:: Exercise ::
Print the entries that appear below, exactly as written and without their pictures.

:: Provided entries ::
■ ■ ■

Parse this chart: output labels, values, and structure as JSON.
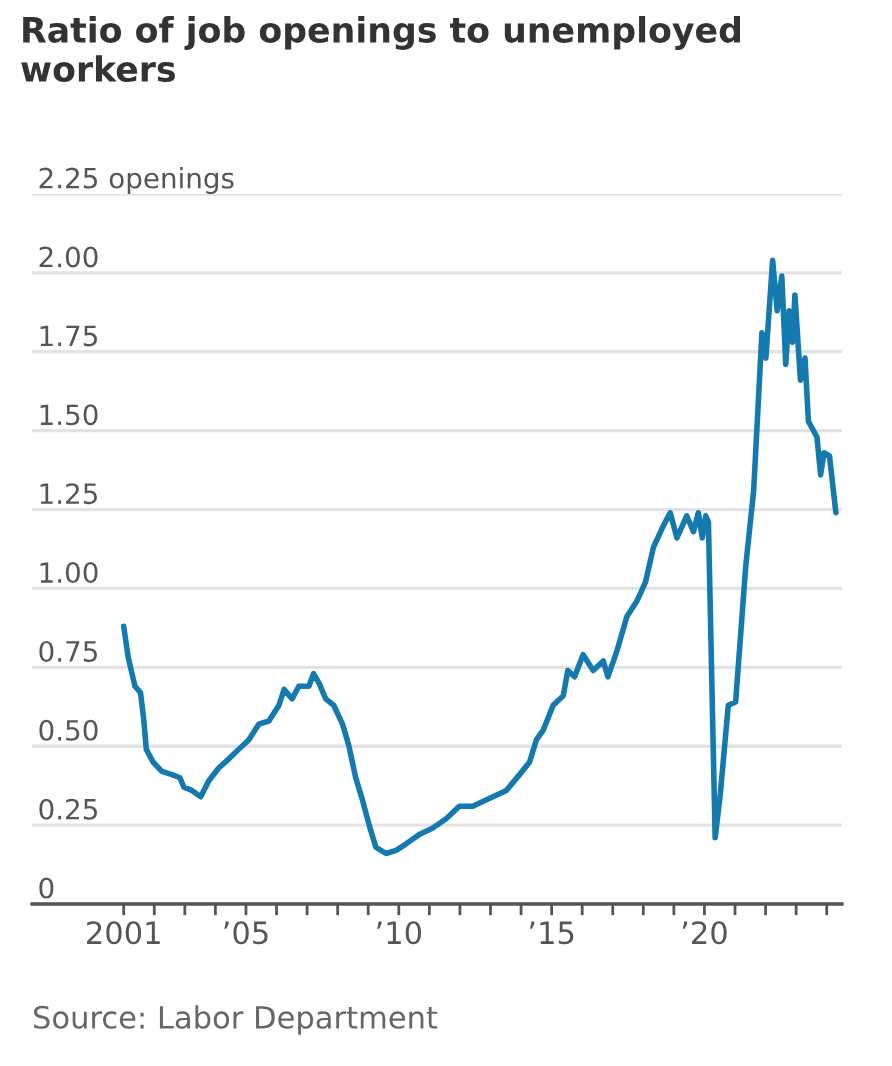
{
  "chart_data": {
    "type": "line",
    "title": "Ratio of job openings to unemployed workers",
    "annotations": [
      "Source: Labor Department"
    ],
    "series": [
      {
        "color": "#1479ae",
        "x": [
          2001.0,
          2001.15,
          2001.37,
          2001.55,
          2001.66,
          2001.74,
          2001.96,
          2002.25,
          2002.58,
          2002.84,
          2002.97,
          2003.23,
          2003.52,
          2003.78,
          2004.1,
          2004.44,
          2004.76,
          2005.09,
          2005.42,
          2005.75,
          2006.08,
          2006.25,
          2006.51,
          2006.73,
          2007.06,
          2007.21,
          2007.39,
          2007.61,
          2007.87,
          2008.16,
          2008.37,
          2008.59,
          2008.81,
          2009.03,
          2009.25,
          2009.58,
          2009.91,
          2010.23,
          2010.67,
          2011.1,
          2011.55,
          2011.98,
          2012.42,
          2013.08,
          2013.52,
          2013.95,
          2014.28,
          2014.5,
          2014.72,
          2015.05,
          2015.38,
          2015.53,
          2015.75,
          2016.03,
          2016.36,
          2016.69,
          2016.84,
          2017.13,
          2017.46,
          2017.79,
          2018.07,
          2018.33,
          2018.66,
          2018.88,
          2019.1,
          2019.42,
          2019.64,
          2019.8,
          2019.93,
          2020.04,
          2020.13,
          2020.35,
          2020.52,
          2020.78,
          2021.02,
          2021.35,
          2021.61,
          2021.88,
          2022.01,
          2022.23,
          2022.38,
          2022.53,
          2022.66,
          2022.77,
          2022.88,
          2022.96,
          2023.14,
          2023.29,
          2023.4,
          2023.68,
          2023.8,
          2023.91,
          2024.09,
          2024.3
        ],
        "values": [
          0.88,
          0.78,
          0.69,
          0.67,
          0.58,
          0.49,
          0.45,
          0.42,
          0.41,
          0.4,
          0.37,
          0.36,
          0.34,
          0.39,
          0.43,
          0.46,
          0.49,
          0.52,
          0.57,
          0.58,
          0.63,
          0.68,
          0.65,
          0.69,
          0.69,
          0.73,
          0.7,
          0.65,
          0.63,
          0.57,
          0.5,
          0.4,
          0.33,
          0.25,
          0.18,
          0.16,
          0.17,
          0.19,
          0.22,
          0.24,
          0.27,
          0.31,
          0.31,
          0.34,
          0.36,
          0.41,
          0.45,
          0.52,
          0.55,
          0.63,
          0.66,
          0.74,
          0.72,
          0.79,
          0.74,
          0.77,
          0.72,
          0.8,
          0.91,
          0.96,
          1.02,
          1.13,
          1.2,
          1.24,
          1.16,
          1.23,
          1.18,
          1.24,
          1.16,
          1.23,
          1.21,
          0.21,
          0.35,
          0.63,
          0.64,
          1.07,
          1.31,
          1.81,
          1.73,
          2.04,
          1.88,
          1.99,
          1.71,
          1.88,
          1.78,
          1.93,
          1.66,
          1.73,
          1.53,
          1.48,
          1.36,
          1.43,
          1.42,
          1.24
        ]
      }
    ],
    "xlim": [
      1998,
      2024.5
    ],
    "xticks": [
      {
        "value": 2001,
        "label": "2001"
      },
      {
        "value": 2002,
        "label": null
      },
      {
        "value": 2003,
        "label": null
      },
      {
        "value": 2004,
        "label": null
      },
      {
        "value": 2005,
        "label": "’05"
      },
      {
        "value": 2006,
        "label": null
      },
      {
        "value": 2007,
        "label": null
      },
      {
        "value": 2008,
        "label": null
      },
      {
        "value": 2009,
        "label": null
      },
      {
        "value": 2010,
        "label": "’10"
      },
      {
        "value": 2011,
        "label": null
      },
      {
        "value": 2012,
        "label": null
      },
      {
        "value": 2013,
        "label": null
      },
      {
        "value": 2014,
        "label": null
      },
      {
        "value": 2015,
        "label": "’15"
      },
      {
        "value": 2016,
        "label": null
      },
      {
        "value": 2017,
        "label": null
      },
      {
        "value": 2018,
        "label": null
      },
      {
        "value": 2019,
        "label": null
      },
      {
        "value": 2020,
        "label": "’20"
      },
      {
        "value": 2021,
        "label": null
      },
      {
        "value": 2022,
        "label": null
      },
      {
        "value": 2023,
        "label": null
      },
      {
        "value": 2024,
        "label": null
      }
    ],
    "ylim": [
      0,
      2.25
    ],
    "yticks": [
      0,
      {
        "value": 0.25,
        "label": "0.25"
      },
      {
        "value": 0.5,
        "label": "0.50"
      },
      {
        "value": 0.75,
        "label": "0.75"
      },
      {
        "value": 1,
        "label": "1.00"
      },
      {
        "value": 1.25,
        "label": "1.25"
      },
      {
        "value": 1.5,
        "label": "1.50"
      },
      {
        "value": 1.75,
        "label": "1.75"
      },
      {
        "value": 2,
        "label": "2.00"
      },
      {
        "value": 2.25,
        "label": "2.25 openings"
      }
    ],
    "grid": "y",
    "line_style": "solid",
    "marker": "none"
  }
}
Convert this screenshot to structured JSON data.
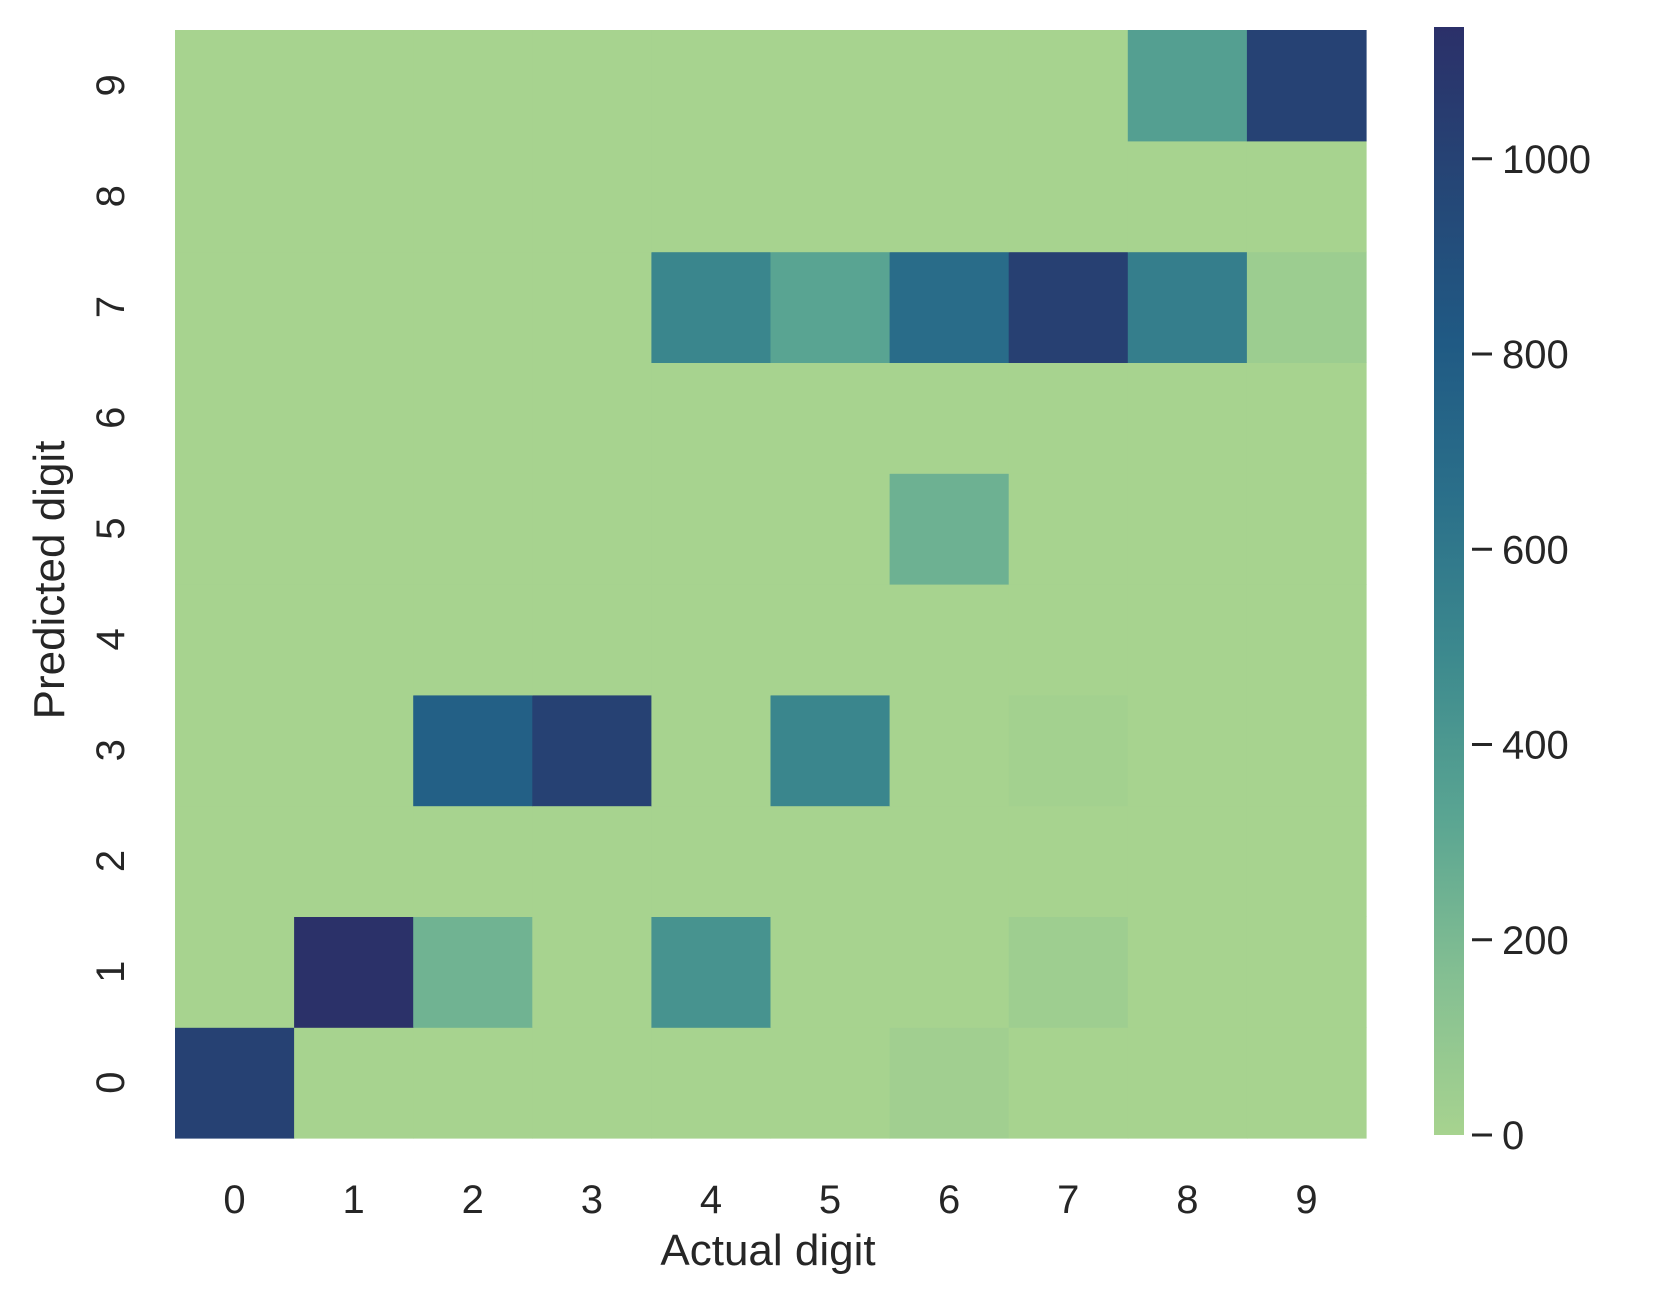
{
  "chart_data": {
    "type": "heatmap",
    "xlabel": "Actual digit",
    "ylabel": "Predicted digit",
    "x_categories": [
      "0",
      "1",
      "2",
      "3",
      "4",
      "5",
      "6",
      "7",
      "8",
      "9"
    ],
    "y_categories": [
      "0",
      "1",
      "2",
      "3",
      "4",
      "5",
      "6",
      "7",
      "8",
      "9"
    ],
    "y_order": "bottom-to-top",
    "rows": [
      {
        "predicted": "0",
        "values": [
          1010,
          0,
          0,
          0,
          0,
          0,
          30,
          0,
          0,
          0
        ]
      },
      {
        "predicted": "1",
        "values": [
          0,
          1130,
          240,
          0,
          430,
          0,
          0,
          40,
          0,
          0
        ]
      },
      {
        "predicted": "2",
        "values": [
          0,
          0,
          0,
          0,
          0,
          0,
          0,
          0,
          0,
          0
        ]
      },
      {
        "predicted": "3",
        "values": [
          0,
          0,
          770,
          1010,
          0,
          510,
          0,
          20,
          0,
          0
        ]
      },
      {
        "predicted": "4",
        "values": [
          0,
          0,
          0,
          0,
          0,
          0,
          0,
          0,
          0,
          0
        ]
      },
      {
        "predicted": "5",
        "values": [
          0,
          0,
          0,
          0,
          0,
          0,
          250,
          0,
          0,
          0
        ]
      },
      {
        "predicted": "6",
        "values": [
          0,
          0,
          0,
          0,
          0,
          0,
          0,
          0,
          0,
          0
        ]
      },
      {
        "predicted": "7",
        "values": [
          0,
          0,
          0,
          0,
          510,
          330,
          680,
          1020,
          560,
          50
        ]
      },
      {
        "predicted": "8",
        "values": [
          0,
          0,
          0,
          0,
          0,
          0,
          0,
          0,
          0,
          0
        ]
      },
      {
        "predicted": "9",
        "values": [
          0,
          0,
          0,
          0,
          0,
          0,
          0,
          0,
          360,
          1000
        ]
      }
    ],
    "colorbar": {
      "min": 0,
      "max": 1135,
      "ticks": [
        0,
        200,
        400,
        600,
        800,
        1000
      ],
      "tick_labels": [
        "0",
        "200",
        "400",
        "600",
        "800",
        "1000"
      ],
      "colors": [
        "#a7d38f",
        "#84bf92",
        "#5aa592",
        "#3d8a8e",
        "#2b708a",
        "#205a84",
        "#254676",
        "#2b3069"
      ]
    },
    "grid": false,
    "legend": "none"
  }
}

■ ■ ■

:: Reply to the exercise ::
Parse this chart: output labels, values, and structure as JSON.
{
  "chart_data": {
    "type": "line",
    "title": "Ratio of job openings to unemployed workers",
    "annotations": [
      "Source: Labor Department"
    ],
    "series": [
      {
        "color": "#1479ae",
        "x": [
          2001.0,
          2001.15,
          2001.37,
          2001.55,
          2001.66,
          2001.74,
          2001.96,
          2002.25,
          2002.58,
          2002.84,
          2002.97,
          2003.23,
          2003.52,
          2003.78,
          2004.1,
          2004.44,
          2004.76,
          2005.09,
          2005.42,
          2005.75,
          2006.08,
          2006.25,
          2006.51,
          2006.73,
          2007.06,
          2007.21,
          2007.39,
          2007.61,
          2007.87,
          2008.16,
          2008.37,
          2008.59,
          2008.81,
          2009.03,
          2009.25,
          2009.58,
          2009.91,
          2010.23,
          2010.67,
          2011.1,
          2011.55,
          2011.98,
          2012.42,
          2013.08,
          2013.52,
          2013.95,
          2014.28,
          2014.5,
          2014.72,
          2015.05,
          2015.38,
          2015.53,
          2015.75,
          2016.03,
          2016.36,
          2016.69,
          2016.84,
          2017.13,
          2017.46,
          2017.79,
          2018.07,
          2018.33,
          2018.66,
          2018.88,
          2019.1,
          2019.42,
          2019.64,
          2019.8,
          2019.93,
          2020.04,
          2020.13,
          2020.35,
          2020.52,
          2020.78,
          2021.02,
          2021.35,
          2021.61,
          2021.88,
          2022.01,
          2022.23,
          2022.38,
          2022.53,
          2022.66,
          2022.77,
          2022.88,
          2022.96,
          2023.14,
          2023.29,
          2023.4,
          2023.68,
          2023.8,
          2023.91,
          2024.09,
          2024.3
        ],
        "values": [
          0.88,
          0.78,
          0.69,
          0.67,
          0.58,
          0.49,
          0.45,
          0.42,
          0.41,
          0.4,
          0.37,
          0.36,
          0.34,
          0.39,
          0.43,
          0.46,
          0.49,
          0.52,
          0.57,
          0.58,
          0.63,
          0.68,
          0.65,
          0.69,
          0.69,
          0.73,
          0.7,
          0.65,
          0.63,
          0.57,
          0.5,
          0.4,
          0.33,
          0.25,
          0.18,
          0.16,
          0.17,
          0.19,
          0.22,
          0.24,
          0.27,
          0.31,
          0.31,
          0.34,
          0.36,
          0.41,
          0.45,
          0.52,
          0.55,
          0.63,
          0.66,
          0.74,
          0.72,
          0.79,
          0.74,
          0.77,
          0.72,
          0.8,
          0.91,
          0.96,
          1.02,
          1.13,
          1.2,
          1.24,
          1.16,
          1.23,
          1.18,
          1.24,
          1.16,
          1.23,
          1.21,
          0.21,
          0.35,
          0.63,
          0.64,
          1.07,
          1.31,
          1.81,
          1.73,
          2.04,
          1.88,
          1.99,
          1.71,
          1.88,
          1.78,
          1.93,
          1.66,
          1.73,
          1.53,
          1.48,
          1.36,
          1.43,
          1.42,
          1.24
        ]
      }
    ],
    "xlim": [
      1998,
      2024.5
    ],
    "xticks": [
      {
        "value": 2001,
        "label": "2001"
      },
      {
        "value": 2002,
        "label": null
      },
      {
        "value": 2003,
        "label": null
      },
      {
        "value": 2004,
        "label": null
      },
      {
        "value": 2005,
        "label": "’05"
      },
      {
        "value": 2006,
        "label": null
      },
      {
        "value": 2007,
        "label": null
      },
      {
        "value": 2008,
        "label": null
      },
      {
        "value": 2009,
        "label": null
      },
      {
        "value": 2010,
        "label": "’10"
      },
      {
        "value": 2011,
        "label": null
      },
      {
        "value": 2012,
        "label": null
      },
      {
        "value": 2013,
        "label": null
      },
      {
        "value": 2014,
        "label": null
      },
      {
        "value": 2015,
        "label": "’15"
      },
      {
        "value": 2016,
        "label": null
      },
      {
        "value": 2017,
        "label": null
      },
      {
        "value": 2018,
        "label": null
      },
      {
        "value": 2019,
        "label": null
      },
      {
        "value": 2020,
        "label": "’20"
      },
      {
        "value": 2021,
        "label": null
      },
      {
        "value": 2022,
        "label": null
      },
      {
        "value": 2023,
        "label": null
      },
      {
        "value": 2024,
        "label": null
      }
    ],
    "ylim": [
      0,
      2.25
    ],
    "yticks": [
      0,
      {
        "value": 0.25,
        "label": "0.25"
      },
      {
        "value": 0.5,
        "label": "0.50"
      },
      {
        "value": 0.75,
        "label": "0.75"
      },
      {
        "value": 1,
        "label": "1.00"
      },
      {
        "value": 1.25,
        "label": "1.25"
      },
      {
        "value": 1.5,
        "label": "1.50"
      },
      {
        "value": 1.75,
        "label": "1.75"
      },
      {
        "value": 2,
        "label": "2.00"
      },
      {
        "value": 2.25,
        "label": "2.25 openings"
      }
    ],
    "grid": "y",
    "line_style": "solid",
    "marker": "none"
  }
}
Convert this screenshot to structured JSON data.
{
  "chart_data": {
    "type": "heatmap",
    "xlabel": "Actual digit",
    "ylabel": "Predicted digit",
    "x_categories": [
      "0",
      "1",
      "2",
      "3",
      "4",
      "5",
      "6",
      "7",
      "8",
      "9"
    ],
    "y_categories": [
      "0",
      "1",
      "2",
      "3",
      "4",
      "5",
      "6",
      "7",
      "8",
      "9"
    ],
    "y_order": "bottom-to-top",
    "rows": [
      {
        "predicted": "0",
        "values": [
          1010,
          0,
          0,
          0,
          0,
          0,
          30,
          0,
          0,
          0
        ]
      },
      {
        "predicted": "1",
        "values": [
          0,
          1130,
          240,
          0,
          430,
          0,
          0,
          40,
          0,
          0
        ]
      },
      {
        "predicted": "2",
        "values": [
          0,
          0,
          0,
          0,
          0,
          0,
          0,
          0,
          0,
          0
        ]
      },
      {
        "predicted": "3",
        "values": [
          0,
          0,
          770,
          1010,
          0,
          510,
          0,
          20,
          0,
          0
        ]
      },
      {
        "predicted": "4",
        "values": [
          0,
          0,
          0,
          0,
          0,
          0,
          0,
          0,
          0,
          0
        ]
      },
      {
        "predicted": "5",
        "values": [
          0,
          0,
          0,
          0,
          0,
          0,
          250,
          0,
          0,
          0
        ]
      },
      {
        "predicted": "6",
        "values": [
          0,
          0,
          0,
          0,
          0,
          0,
          0,
          0,
          0,
          0
        ]
      },
      {
        "predicted": "7",
        "values": [
          0,
          0,
          0,
          0,
          510,
          330,
          680,
          1020,
          560,
          50
        ]
      },
      {
        "predicted": "8",
        "values": [
          0,
          0,
          0,
          0,
          0,
          0,
          0,
          0,
          0,
          0
        ]
      },
      {
        "predicted": "9",
        "values": [
          0,
          0,
          0,
          0,
          0,
          0,
          0,
          0,
          360,
          1000
        ]
      }
    ],
    "colorbar": {
      "min": 0,
      "max": 1135,
      "ticks": [
        0,
        200,
        400,
        600,
        800,
        1000
      ],
      "tick_labels": [
        "0",
        "200",
        "400",
        "600",
        "800",
        "1000"
      ],
      "colors": [
        "#a7d38f",
        "#84bf92",
        "#5aa592",
        "#3d8a8e",
        "#2b708a",
        "#205a84",
        "#254676",
        "#2b3069"
      ]
    },
    "grid": false,
    "legend": "none"
  }
}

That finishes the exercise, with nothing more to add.